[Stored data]
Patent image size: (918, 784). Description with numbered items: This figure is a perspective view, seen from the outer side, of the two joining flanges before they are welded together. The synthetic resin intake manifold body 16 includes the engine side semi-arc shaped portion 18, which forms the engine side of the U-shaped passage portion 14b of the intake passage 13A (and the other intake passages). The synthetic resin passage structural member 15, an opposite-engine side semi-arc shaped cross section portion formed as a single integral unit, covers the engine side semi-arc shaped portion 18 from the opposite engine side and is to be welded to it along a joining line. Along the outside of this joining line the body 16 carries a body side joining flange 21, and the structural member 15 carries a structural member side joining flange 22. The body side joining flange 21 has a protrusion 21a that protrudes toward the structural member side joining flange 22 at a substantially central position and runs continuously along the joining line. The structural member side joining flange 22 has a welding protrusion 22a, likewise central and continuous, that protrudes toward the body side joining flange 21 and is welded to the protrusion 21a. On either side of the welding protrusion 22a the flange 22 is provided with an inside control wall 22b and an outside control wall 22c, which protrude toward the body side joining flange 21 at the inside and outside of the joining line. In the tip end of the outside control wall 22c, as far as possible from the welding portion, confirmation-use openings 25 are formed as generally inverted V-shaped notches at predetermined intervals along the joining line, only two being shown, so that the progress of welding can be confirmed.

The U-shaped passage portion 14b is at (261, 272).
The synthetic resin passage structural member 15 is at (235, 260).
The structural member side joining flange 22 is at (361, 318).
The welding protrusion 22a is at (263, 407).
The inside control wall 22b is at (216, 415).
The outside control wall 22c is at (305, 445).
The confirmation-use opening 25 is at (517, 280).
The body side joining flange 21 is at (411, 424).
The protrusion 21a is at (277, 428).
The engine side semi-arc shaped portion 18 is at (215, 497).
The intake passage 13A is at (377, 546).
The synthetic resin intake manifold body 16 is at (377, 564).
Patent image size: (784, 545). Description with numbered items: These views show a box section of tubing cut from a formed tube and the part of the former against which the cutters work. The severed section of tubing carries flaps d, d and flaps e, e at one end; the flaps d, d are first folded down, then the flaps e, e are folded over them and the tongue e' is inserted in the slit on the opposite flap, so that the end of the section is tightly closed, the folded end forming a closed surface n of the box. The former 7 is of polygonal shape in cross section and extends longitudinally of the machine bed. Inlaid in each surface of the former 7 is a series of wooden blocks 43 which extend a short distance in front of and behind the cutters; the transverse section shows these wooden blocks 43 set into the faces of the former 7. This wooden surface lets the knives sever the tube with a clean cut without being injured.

▶ **Aim of the task**: Which lines in the listing above contain the word "work"? Copy each of those lines in full.

▶ **Output for this exercise**:
Patent image size: (784, 545). Description with numbered items: These views show a box section of tubing cut from a formed tube and the part of the former against which the cutters work. The severed section of tubing carries flaps d, d and flaps e, e at one end; the flaps d, d are first folded down, then the flaps e, e are folded over them and the tongue e' is inserted in the slit on the opposite flap, so that the end of the section is tightly closed, the folded end forming a closed surface n of the box. The former 7 is of polygonal shape in cross section and extends longitudinally of the machine bed. Inlaid in each surface of the former 7 is a series of wooden blocks 43 which extend a short distance in front of and behind the cutters; the transverse section shows these wooden blocks 43 set into the faces of the former 7. This wooden surface lets the knives sever the tube with a clean cut without being injured.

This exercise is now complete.